======== Extracted information

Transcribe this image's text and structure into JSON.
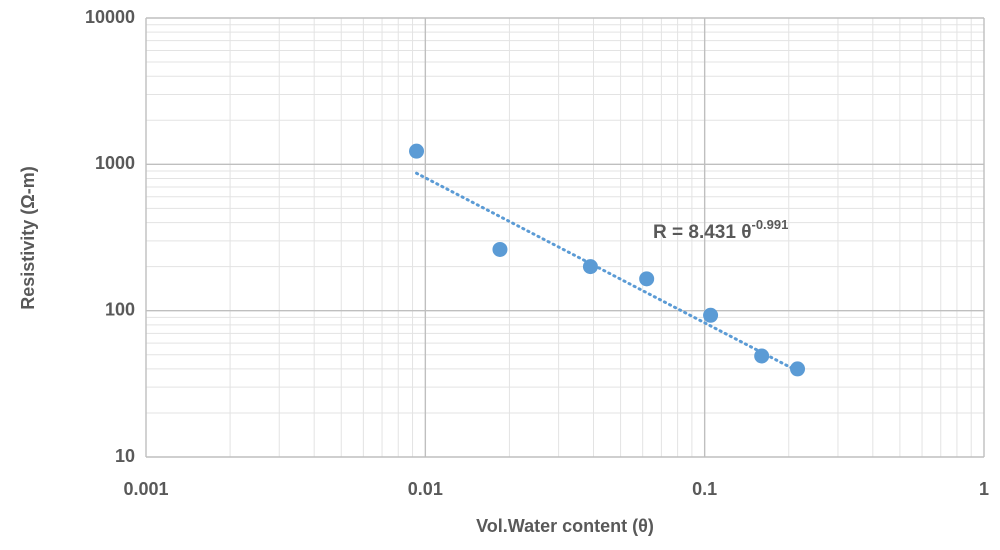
{
  "chart_data": {
    "type": "scatter",
    "title": "",
    "xlabel": "Vol.Water content (θ)",
    "ylabel": "Resistivity (Ω-m)",
    "x_scale": "log",
    "y_scale": "log",
    "xlim": [
      0.001,
      1
    ],
    "ylim": [
      10,
      10000
    ],
    "x_ticks": [
      "0.001",
      "0.01",
      "0.1",
      "1"
    ],
    "y_ticks": [
      "10",
      "100",
      "1000",
      "10000"
    ],
    "grid": true,
    "legend": "none",
    "colors": {
      "points": "#5b9bd5",
      "trendline": "#5b9bd5",
      "major_grid": "#bfbfbf",
      "minor_grid": "#e3e3e3",
      "text": "#595959"
    },
    "series": [
      {
        "points": [
          {
            "x": 0.0093,
            "y": 1230
          },
          {
            "x": 0.0185,
            "y": 262
          },
          {
            "x": 0.039,
            "y": 200
          },
          {
            "x": 0.062,
            "y": 165
          },
          {
            "x": 0.105,
            "y": 93
          },
          {
            "x": 0.16,
            "y": 49
          },
          {
            "x": 0.215,
            "y": 40
          }
        ]
      }
    ],
    "trendline": {
      "type": "power",
      "coefficient": 8.431,
      "exponent": -0.991,
      "x_range": [
        0.0093,
        0.215
      ],
      "equation_main": "R = 8.431 θ",
      "equation_exponent": "-0.991"
    }
  }
}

================

- **Aim**: Write the records above out again exactly, with no pictures in your copy.

- **Completed task**:
Transcribe this image's text and structure into JSON.
{
  "chart_data": {
    "type": "scatter",
    "title": "",
    "xlabel": "Vol.Water content (θ)",
    "ylabel": "Resistivity (Ω-m)",
    "x_scale": "log",
    "y_scale": "log",
    "xlim": [
      0.001,
      1
    ],
    "ylim": [
      10,
      10000
    ],
    "x_ticks": [
      "0.001",
      "0.01",
      "0.1",
      "1"
    ],
    "y_ticks": [
      "10",
      "100",
      "1000",
      "10000"
    ],
    "grid": true,
    "legend": "none",
    "colors": {
      "points": "#5b9bd5",
      "trendline": "#5b9bd5",
      "major_grid": "#bfbfbf",
      "minor_grid": "#e3e3e3",
      "text": "#595959"
    },
    "series": [
      {
        "points": [
          {
            "x": 0.0093,
            "y": 1230
          },
          {
            "x": 0.0185,
            "y": 262
          },
          {
            "x": 0.039,
            "y": 200
          },
          {
            "x": 0.062,
            "y": 165
          },
          {
            "x": 0.105,
            "y": 93
          },
          {
            "x": 0.16,
            "y": 49
          },
          {
            "x": 0.215,
            "y": 40
          }
        ]
      }
    ],
    "trendline": {
      "type": "power",
      "coefficient": 8.431,
      "exponent": -0.991,
      "x_range": [
        0.0093,
        0.215
      ],
      "equation_main": "R = 8.431 θ",
      "equation_exponent": "-0.991"
    }
  }
}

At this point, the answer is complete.